Data records:

>> Begin

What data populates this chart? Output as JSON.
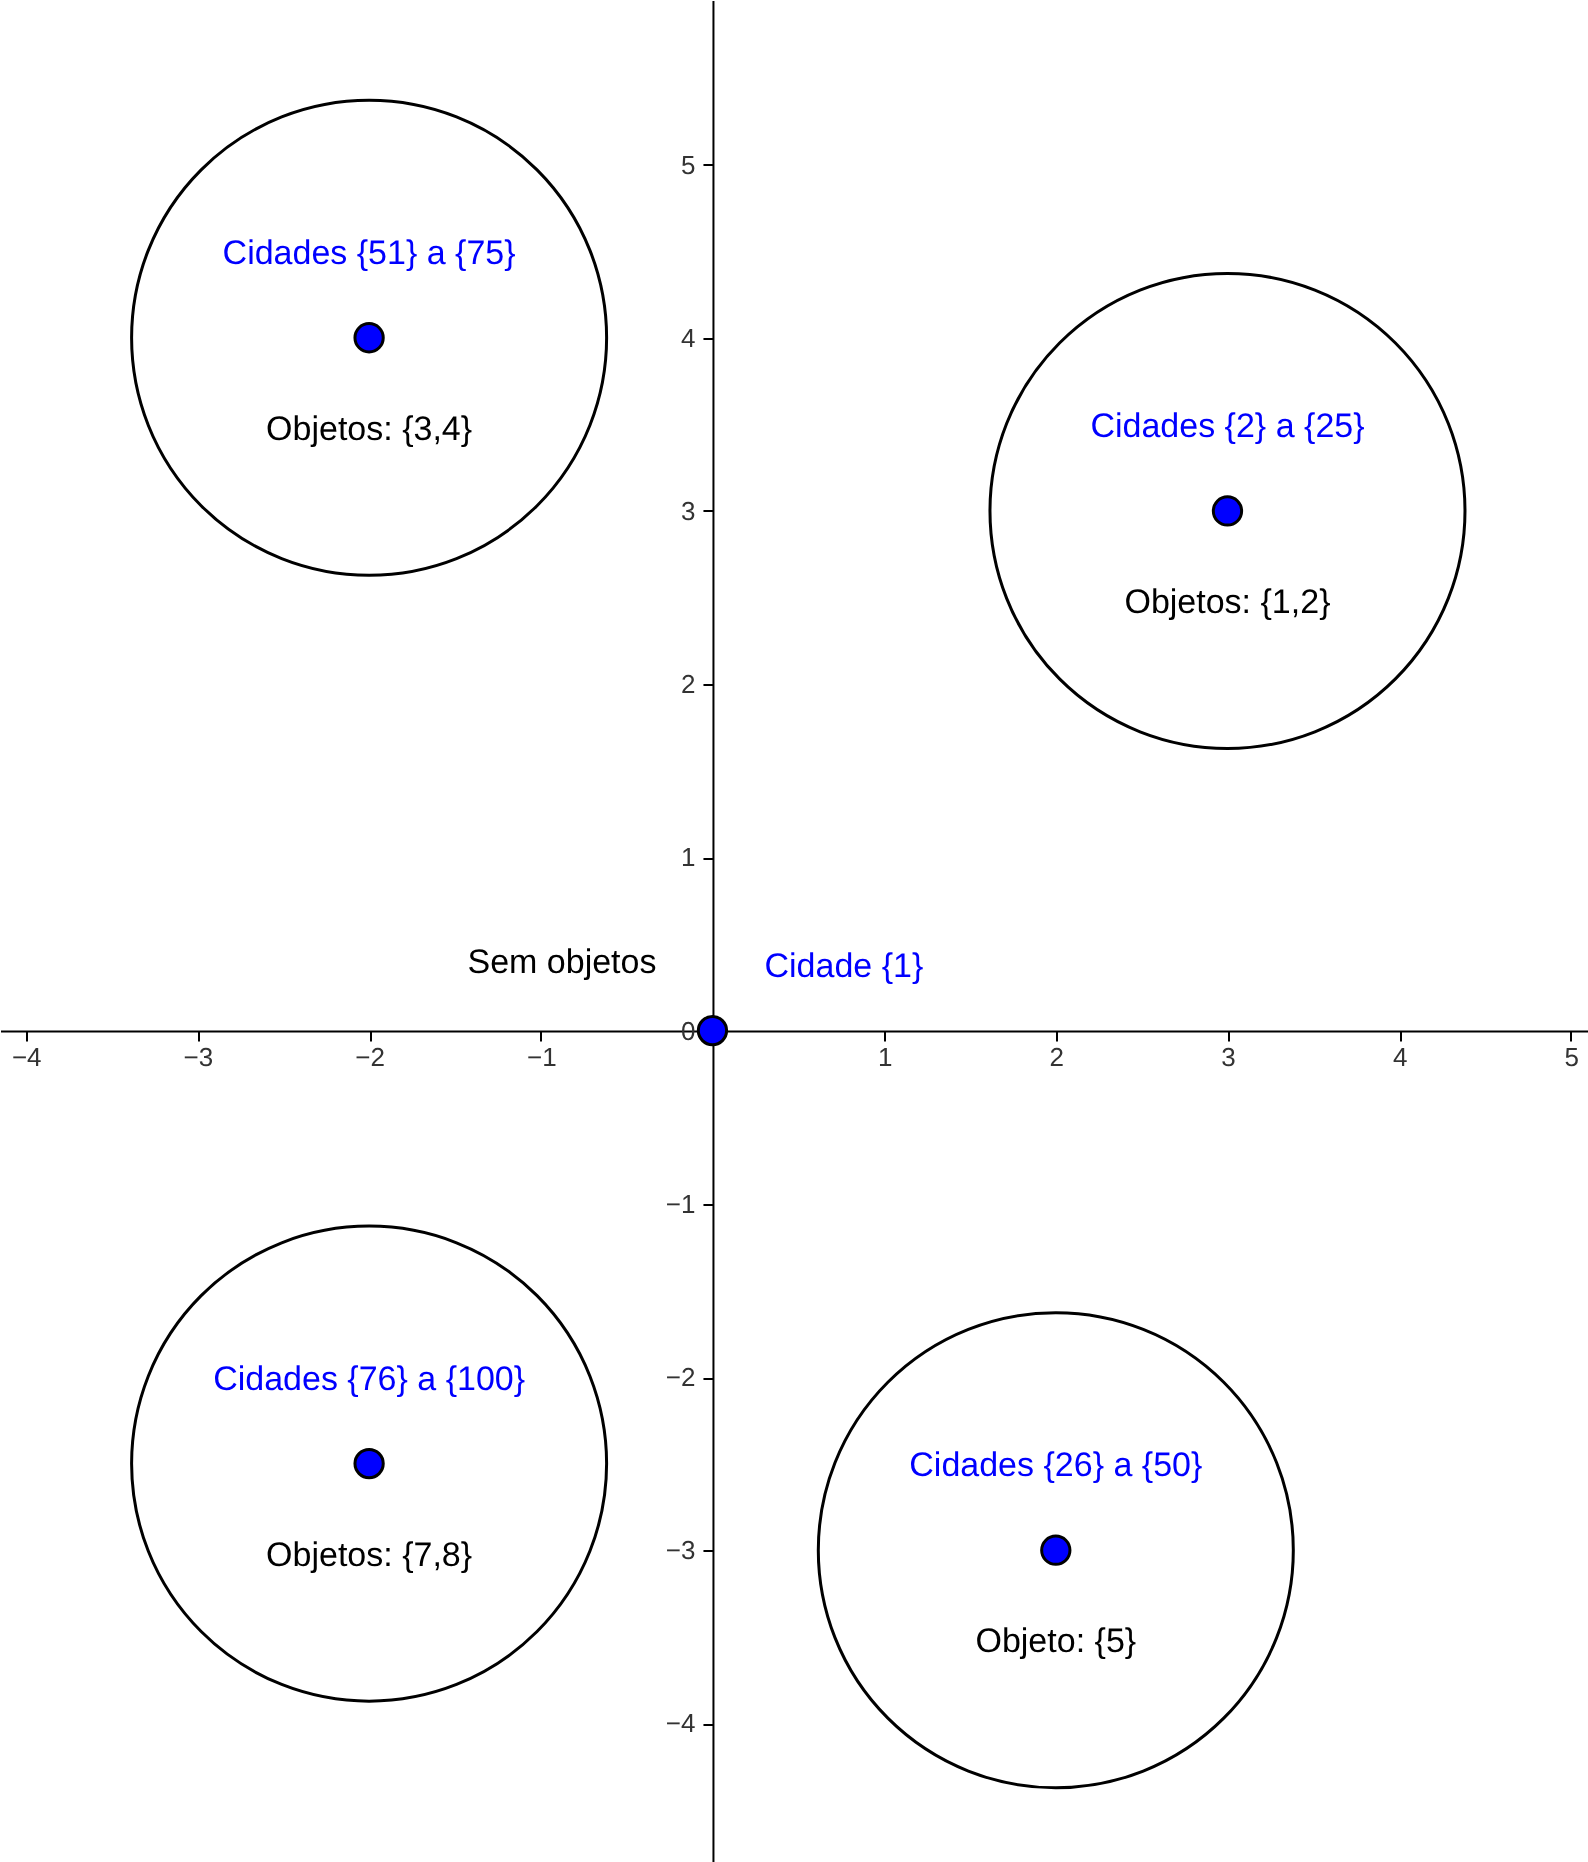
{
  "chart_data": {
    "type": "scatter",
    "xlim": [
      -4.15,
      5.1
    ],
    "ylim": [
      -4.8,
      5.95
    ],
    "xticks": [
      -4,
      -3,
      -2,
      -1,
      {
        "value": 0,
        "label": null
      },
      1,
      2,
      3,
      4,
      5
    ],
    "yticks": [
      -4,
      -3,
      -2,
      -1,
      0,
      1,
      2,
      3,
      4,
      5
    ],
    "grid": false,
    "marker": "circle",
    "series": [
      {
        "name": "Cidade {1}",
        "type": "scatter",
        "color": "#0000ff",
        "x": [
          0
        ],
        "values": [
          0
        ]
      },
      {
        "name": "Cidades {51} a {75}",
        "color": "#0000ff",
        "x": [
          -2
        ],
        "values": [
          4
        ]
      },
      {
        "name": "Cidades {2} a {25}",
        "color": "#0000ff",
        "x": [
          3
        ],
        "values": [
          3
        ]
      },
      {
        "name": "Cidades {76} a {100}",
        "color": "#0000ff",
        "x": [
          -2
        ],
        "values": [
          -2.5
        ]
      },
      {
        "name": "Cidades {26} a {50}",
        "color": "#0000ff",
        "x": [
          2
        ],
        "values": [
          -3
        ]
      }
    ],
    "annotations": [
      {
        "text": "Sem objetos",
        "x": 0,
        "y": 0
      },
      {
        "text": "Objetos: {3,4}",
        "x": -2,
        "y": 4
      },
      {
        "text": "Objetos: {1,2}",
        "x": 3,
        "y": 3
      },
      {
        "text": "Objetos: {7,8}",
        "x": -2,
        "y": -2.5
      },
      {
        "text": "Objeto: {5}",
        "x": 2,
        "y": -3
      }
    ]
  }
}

>> End

> What the task requires: Transcribe the listing in full. Omit the pictures and keep every line exact.

> Answer to this task:
What data populates this chart? Output as JSON.
{
  "chart_data": {
    "type": "scatter",
    "xlim": [
      -4.15,
      5.1
    ],
    "ylim": [
      -4.8,
      5.95
    ],
    "xticks": [
      -4,
      -3,
      -2,
      -1,
      {
        "value": 0,
        "label": null
      },
      1,
      2,
      3,
      4,
      5
    ],
    "yticks": [
      -4,
      -3,
      -2,
      -1,
      0,
      1,
      2,
      3,
      4,
      5
    ],
    "grid": false,
    "marker": "circle",
    "series": [
      {
        "name": "Cidade {1}",
        "type": "scatter",
        "color": "#0000ff",
        "x": [
          0
        ],
        "values": [
          0
        ]
      },
      {
        "name": "Cidades {51} a {75}",
        "color": "#0000ff",
        "x": [
          -2
        ],
        "values": [
          4
        ]
      },
      {
        "name": "Cidades {2} a {25}",
        "color": "#0000ff",
        "x": [
          3
        ],
        "values": [
          3
        ]
      },
      {
        "name": "Cidades {76} a {100}",
        "color": "#0000ff",
        "x": [
          -2
        ],
        "values": [
          -2.5
        ]
      },
      {
        "name": "Cidades {26} a {50}",
        "color": "#0000ff",
        "x": [
          2
        ],
        "values": [
          -3
        ]
      }
    ],
    "annotations": [
      {
        "text": "Sem objetos",
        "x": 0,
        "y": 0
      },
      {
        "text": "Objetos: {3,4}",
        "x": -2,
        "y": 4
      },
      {
        "text": "Objetos: {1,2}",
        "x": 3,
        "y": 3
      },
      {
        "text": "Objetos: {7,8}",
        "x": -2,
        "y": -2.5
      },
      {
        "text": "Objeto: {5}",
        "x": 2,
        "y": -3
      }
    ]
  }
}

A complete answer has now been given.